━━━ Data ━━━
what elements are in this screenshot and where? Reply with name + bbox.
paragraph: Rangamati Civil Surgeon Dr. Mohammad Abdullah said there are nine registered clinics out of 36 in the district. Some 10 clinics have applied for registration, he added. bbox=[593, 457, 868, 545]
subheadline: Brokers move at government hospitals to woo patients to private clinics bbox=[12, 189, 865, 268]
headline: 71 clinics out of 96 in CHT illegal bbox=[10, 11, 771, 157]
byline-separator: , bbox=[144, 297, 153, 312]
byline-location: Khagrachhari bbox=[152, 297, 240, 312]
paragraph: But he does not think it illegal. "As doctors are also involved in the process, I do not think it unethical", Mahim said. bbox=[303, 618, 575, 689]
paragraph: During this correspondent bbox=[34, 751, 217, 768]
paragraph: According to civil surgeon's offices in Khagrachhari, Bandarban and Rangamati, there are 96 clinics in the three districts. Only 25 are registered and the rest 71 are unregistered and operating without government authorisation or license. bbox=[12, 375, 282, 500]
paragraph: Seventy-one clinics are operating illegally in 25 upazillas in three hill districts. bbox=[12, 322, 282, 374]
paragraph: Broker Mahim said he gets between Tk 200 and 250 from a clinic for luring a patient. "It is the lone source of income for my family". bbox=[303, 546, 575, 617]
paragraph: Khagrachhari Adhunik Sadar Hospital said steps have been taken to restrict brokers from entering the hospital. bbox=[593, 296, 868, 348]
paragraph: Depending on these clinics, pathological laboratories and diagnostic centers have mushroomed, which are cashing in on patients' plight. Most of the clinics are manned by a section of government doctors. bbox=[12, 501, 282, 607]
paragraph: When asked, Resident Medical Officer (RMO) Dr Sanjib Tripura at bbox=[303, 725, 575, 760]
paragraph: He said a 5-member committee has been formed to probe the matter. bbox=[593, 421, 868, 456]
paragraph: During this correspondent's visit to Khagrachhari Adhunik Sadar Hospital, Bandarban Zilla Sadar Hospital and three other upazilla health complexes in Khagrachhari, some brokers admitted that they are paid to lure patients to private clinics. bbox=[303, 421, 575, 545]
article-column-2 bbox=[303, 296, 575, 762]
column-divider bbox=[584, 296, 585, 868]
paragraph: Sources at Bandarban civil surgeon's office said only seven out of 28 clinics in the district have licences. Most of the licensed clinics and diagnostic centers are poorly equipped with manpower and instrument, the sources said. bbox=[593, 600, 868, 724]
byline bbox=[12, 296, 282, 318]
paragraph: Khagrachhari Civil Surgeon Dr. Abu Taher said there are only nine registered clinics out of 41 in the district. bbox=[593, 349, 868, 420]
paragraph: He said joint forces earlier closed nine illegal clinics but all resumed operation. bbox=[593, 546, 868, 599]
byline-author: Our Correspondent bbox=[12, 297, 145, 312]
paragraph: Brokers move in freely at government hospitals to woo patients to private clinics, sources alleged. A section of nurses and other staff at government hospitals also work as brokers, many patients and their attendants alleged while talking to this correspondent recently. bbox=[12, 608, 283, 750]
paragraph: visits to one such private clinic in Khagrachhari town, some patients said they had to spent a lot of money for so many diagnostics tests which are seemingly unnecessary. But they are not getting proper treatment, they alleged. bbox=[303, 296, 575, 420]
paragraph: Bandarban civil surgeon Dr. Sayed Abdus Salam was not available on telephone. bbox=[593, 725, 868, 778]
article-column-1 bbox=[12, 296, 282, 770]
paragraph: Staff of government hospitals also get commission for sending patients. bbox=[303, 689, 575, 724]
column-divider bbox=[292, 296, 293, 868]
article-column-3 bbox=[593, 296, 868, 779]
━━━
■ Exercise details ■
Every record should be printed again exactly as it reads.

■ Written response ■
what elements are in this screenshot and where? Reply with name + bbox.
paragraph: Rangamati Civil Surgeon Dr. Mohammad Abdullah said there are nine registered clinics out of 36 in the district. Some 10 clinics have applied for registration, he added. bbox=[593, 457, 868, 545]
subheadline: Brokers move at government hospitals to woo patients to private clinics bbox=[12, 189, 865, 268]
headline: 71 clinics out of 96 in CHT illegal bbox=[10, 11, 771, 157]
byline-separator: , bbox=[144, 297, 153, 312]
byline-location: Khagrachhari bbox=[152, 297, 240, 312]
paragraph: But he does not think it illegal. "As doctors are also involved in the process, I do not think it unethical", Mahim said. bbox=[303, 618, 575, 689]
paragraph: During this correspondent bbox=[34, 751, 217, 768]
paragraph: According to civil surgeon's offices in Khagrachhari, Bandarban and Rangamati, there are 96 clinics in the three districts. Only 25 are registered and the rest 71 are unregistered and operating without government authorisation or license. bbox=[12, 375, 282, 500]
paragraph: Seventy-one clinics are operating illegally in 25 upazillas in three hill districts. bbox=[12, 322, 282, 374]
paragraph: Broker Mahim said he gets between Tk 200 and 250 from a clinic for luring a patient. "It is the lone source of income for my family". bbox=[303, 546, 575, 617]
paragraph: Khagrachhari Adhunik Sadar Hospital said steps have been taken to restrict brokers from entering the hospital. bbox=[593, 296, 868, 348]
paragraph: Depending on these clinics, pathological laboratories and diagnostic centers have mushroomed, which are cashing in on patients' plight. Most of the clinics are manned by a section of government doctors. bbox=[12, 501, 282, 607]
paragraph: When asked, Resident Medical Officer (RMO) Dr Sanjib Tripura at bbox=[303, 725, 575, 760]
paragraph: He said a 5-member committee has been formed to probe the matter. bbox=[593, 421, 868, 456]
paragraph: During this correspondent's visit to Khagrachhari Adhunik Sadar Hospital, Bandarban Zilla Sadar Hospital and three other upazilla health complexes in Khagrachhari, some brokers admitted that they are paid to lure patients to private clinics. bbox=[303, 421, 575, 545]
article-column-2 bbox=[303, 296, 575, 762]
column-divider bbox=[584, 296, 585, 868]
paragraph: Sources at Bandarban civil surgeon's office said only seven out of 28 clinics in the district have licences. Most of the licensed clinics and diagnostic centers are poorly equipped with manpower and instrument, the sources said. bbox=[593, 600, 868, 724]
byline bbox=[12, 296, 282, 318]
paragraph: Khagrachhari Civil Surgeon Dr. Abu Taher said there are only nine registered clinics out of 41 in the district. bbox=[593, 349, 868, 420]
paragraph: He said joint forces earlier closed nine illegal clinics but all resumed operation. bbox=[593, 546, 868, 599]
byline-author: Our Correspondent bbox=[12, 297, 145, 312]
paragraph: Brokers move in freely at government hospitals to woo patients to private clinics, sources alleged. A section of nurses and other staff at government hospitals also work as brokers, many patients and their attendants alleged while talking to this correspondent recently. bbox=[12, 608, 283, 750]
paragraph: visits to one such private clinic in Khagrachhari town, some patients said they had to spent a lot of money for so many diagnostics tests which are seemingly unnecessary. But they are not getting proper treatment, they alleged. bbox=[303, 296, 575, 420]
paragraph: Bandarban civil surgeon Dr. Sayed Abdus Salam was not available on telephone. bbox=[593, 725, 868, 778]
article-column-1 bbox=[12, 296, 282, 770]
paragraph: Staff of government hospitals also get commission for sending patients. bbox=[303, 689, 575, 724]
column-divider bbox=[292, 296, 293, 868]
article-column-3 bbox=[593, 296, 868, 779]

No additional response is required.